_Passage shown:_
····················

Impatient, hostile Europe readies itself for Boris Johnson
Business Week: also in the news was jobs; houses; economy; and banker accountability
Boris Johnson (pictured) and foreign secretary Jeremy Hunt are the two remaining candidates for the Tory leadership.
Boris Johnson’s surge towards Downing St appeared to provoke a hardening of the rhetoric in Europe this week as EU leaders braced for a new phase – and perhaps a new level – of British delusion.
Boris Johnson and foreign secretary Jeremy Hunt are the two remaining candidates for the Tory leadership after this week’s votes, and both have claimed that new arrangements to leave the EU by agreement can be concluded before October 31st.
Taoiseach Leo Varadkar was in no mood to entertain the political posturing of the would-be prime ministers, warning that there was “enormous hostility” among European leaders to any further Brexit extension.
“There is very much a strong view across the EU that there shouldn’t be any more extensions,” he said. “While I have endless patience, some of my colleagues have lost patience with the UK and there is enormous hostility to any further extension.
“I think an extension could really only happen to facilitate something like a general election in the UK or perhaps something like a second referendum if they decided to have one.”
Whatever about an election, the odds of a second referendum seem long at this point, while the risk of a chaotic no-deal Brexit in the autumn has grown exponentially following Theresa May’s departure and the Tories’ lurch to a hardliner like Johnson.
The International Monetary Fund (IMF) this week said the Government should provide support to hard-hit sectors if a no-deal Brexit comes to pass, but otherwise to let the economy operate freely to support itself.
However, following its annual consultations with member countries, the fund acknowledged that Ireland was “uniquely vulnerable” to a no-deal Brexit and suggested a fiscal stimulus may be called for “depending on the severity of the downturn”.
One sector that is vulnerable is beef, and there will have been relief among farmers after a €50 million euro aid package was agreed for them, a sum which can be matched by national funds to take the total to €100 million.
Meanwhile, a report from the Economic and Social Research Institute suggested Brexit is already having a direct impact on the Republic’s economy in the shape of more cautious consumers spending less than would normally be expected.
It’s not all bad news though. IDA Ireland said more than 80 Brexit-related foreign direct investment projects have been won by the Republic since the UK voted to leave the EU in June 2016, resulting in an additional 5,300 jobs.
Jobs, jobs, but no houses
You can’t move for jobs announcements these days, so much so that the latest one – from networking company LinkedIn – included a nod to the fact that we may not have the workforce to fill the roles.
The US company is to create 800 new jobs in Dublin and hopes to fill a significant number of them by encouraging those who have left the workplace to return.

····················

_What to do:_
Answer these questions from the Brexit news roundup above:
1. How large is the aid package agreed for beef farmers?
2. How many Brexit-related foreign direct investment projects does IDA Ireland say the Republic has won?
3. How many new jobs is LinkedIn to create in Dublin?

_Information supplied:_

····················

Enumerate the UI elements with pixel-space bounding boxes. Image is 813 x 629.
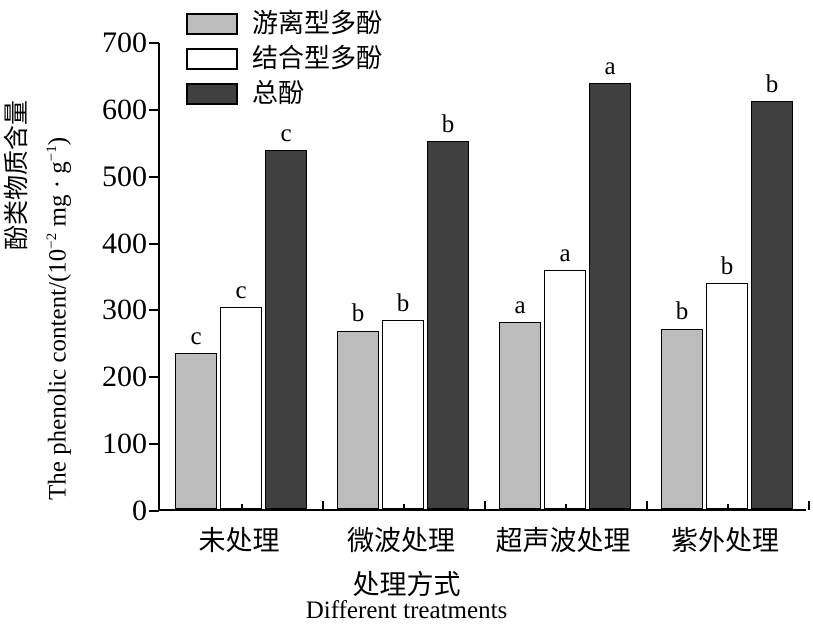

····················

_Exercise output:_
1. €50 million, which national funds can match to bring the total to €100 million.
2. More than 80, resulting in an additional 5,300 jobs.
3. 800.